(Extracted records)
╔══
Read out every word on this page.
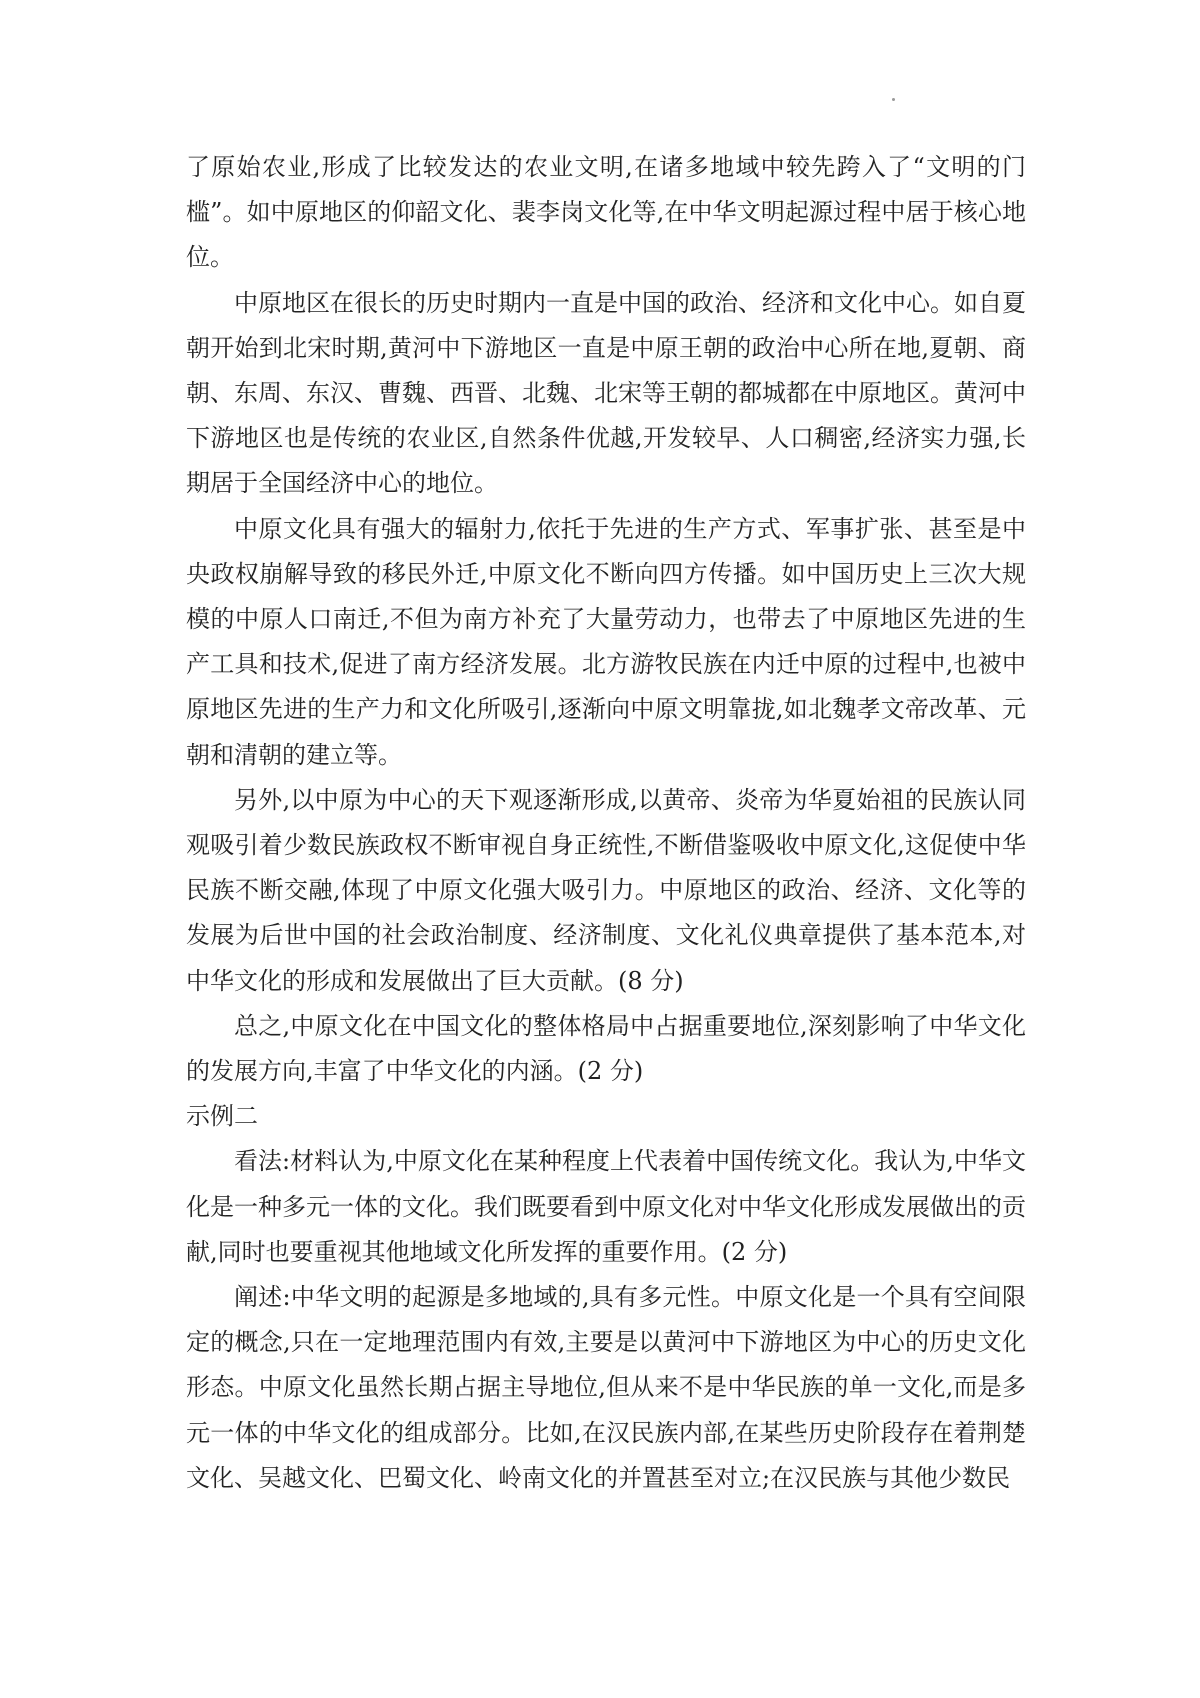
了原始农业,形成了比较发达的农业文明,在诸多地域中较先跨入了“文明的门槛”。如中原地区的仰韶文化、裴李岗文化等,在中华文明起源过程中居于核心地位。

中原地区在很长的历史时期内一直是中国的政治、经济和文化中心。如自夏朝开始到北宋时期,黄河中下游地区一直是中原王朝的政治中心所在地,夏朝、商朝、东周、东汉、曹魏、西晋、北魏、北宋等王朝的都城都在中原地区。黄河中下游地区也是传统的农业区,自然条件优越,开发较早、人口稠密,经济实力强,长期居于全国经济中心的地位。

中原文化具有强大的辐射力,依托于先进的生产方式、军事扩张、甚至是中央政权崩解导致的移民外迁,中原文化不断向四方传播。如中国历史上三次大规模的中原人口南迁,不但为南方补充了大量劳动力，也带去了中原地区先进的生产工具和技术,促进了南方经济发展。北方游牧民族在内迁中原的过程中,也被中原地区先进的生产力和文化所吸引,逐渐向中原文明靠拢,如北魏孝文帝改革、元朝和清朝的建立等。

另外,以中原为中心的天下观逐渐形成,以黄帝、炎帝为华夏始祖的民族认同观吸引着少数民族政权不断审视自身正统性,不断借鉴吸收中原文化,这促使中华民族不断交融,体现了中原文化强大吸引力。中原地区的政治、经济、文化等的发展为后世中国的社会政治制度、经济制度、文化礼仪典章提供了基本范本,对中华文化的形成和发展做出了巨大贡献。(8 分)

总之,中原文化在中国文化的整体格局中占据重要地位,深刻影响了中华文化的发展方向,丰富了中华文化的内涵。(2 分)

示例二

看法:材料认为,中原文化在某种程度上代表着中国传统文化。我认为,中华文化是一种多元一体的文化。我们既要看到中原文化对中华文化形成发展做出的贡献,同时也要重视其他地域文化所发挥的重要作用。(2 分)

阐述:中华文明的起源是多地域的,具有多元性。中原文化是一个具有空间限定的概念,只在一定地理范围内有效,主要是以黄河中下游地区为中心的历史文化形态。中原文化虽然长期占据主导地位,但从来不是中华民族的单一文化,而是多元一体的中华文化的组成部分。比如,在汉民族内部,在某些历史阶段存在着荆楚文化、吴越文化、巴蜀文化、岭南文化的并置甚至对立;在汉民族与其他少数民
╚══
▸ **EXERCISE**: Write the records above out again exactly, with no pictures in your copy.

▸ **FULL RESPONSE**:
Read out every word on this page.
了原始农业,形成了比较发达的农业文明,在诸多地域中较先跨入了“文明的门槛”。如中原地区的仰韶文化、裴李岗文化等,在中华文明起源过程中居于核心地位。

中原地区在很长的历史时期内一直是中国的政治、经济和文化中心。如自夏朝开始到北宋时期,黄河中下游地区一直是中原王朝的政治中心所在地,夏朝、商朝、东周、东汉、曹魏、西晋、北魏、北宋等王朝的都城都在中原地区。黄河中下游地区也是传统的农业区,自然条件优越,开发较早、人口稠密,经济实力强,长期居于全国经济中心的地位。

中原文化具有强大的辐射力,依托于先进的生产方式、军事扩张、甚至是中央政权崩解导致的移民外迁,中原文化不断向四方传播。如中国历史上三次大规模的中原人口南迁,不但为南方补充了大量劳动力，也带去了中原地区先进的生产工具和技术,促进了南方经济发展。北方游牧民族在内迁中原的过程中,也被中原地区先进的生产力和文化所吸引,逐渐向中原文明靠拢,如北魏孝文帝改革、元朝和清朝的建立等。

另外,以中原为中心的天下观逐渐形成,以黄帝、炎帝为华夏始祖的民族认同观吸引着少数民族政权不断审视自身正统性,不断借鉴吸收中原文化,这促使中华民族不断交融,体现了中原文化强大吸引力。中原地区的政治、经济、文化等的发展为后世中国的社会政治制度、经济制度、文化礼仪典章提供了基本范本,对中华文化的形成和发展做出了巨大贡献。(8 分)

总之,中原文化在中国文化的整体格局中占据重要地位,深刻影响了中华文化的发展方向,丰富了中华文化的内涵。(2 分)

示例二

看法:材料认为,中原文化在某种程度上代表着中国传统文化。我认为,中华文化是一种多元一体的文化。我们既要看到中原文化对中华文化形成发展做出的贡献,同时也要重视其他地域文化所发挥的重要作用。(2 分)

阐述:中华文明的起源是多地域的,具有多元性。中原文化是一个具有空间限定的概念,只在一定地理范围内有效,主要是以黄河中下游地区为中心的历史文化形态。中原文化虽然长期占据主导地位,但从来不是中华民族的单一文化,而是多元一体的中华文化的组成部分。比如,在汉民族内部,在某些历史阶段存在着荆楚文化、吴越文化、巴蜀文化、岭南文化的并置甚至对立;在汉民族与其他少数民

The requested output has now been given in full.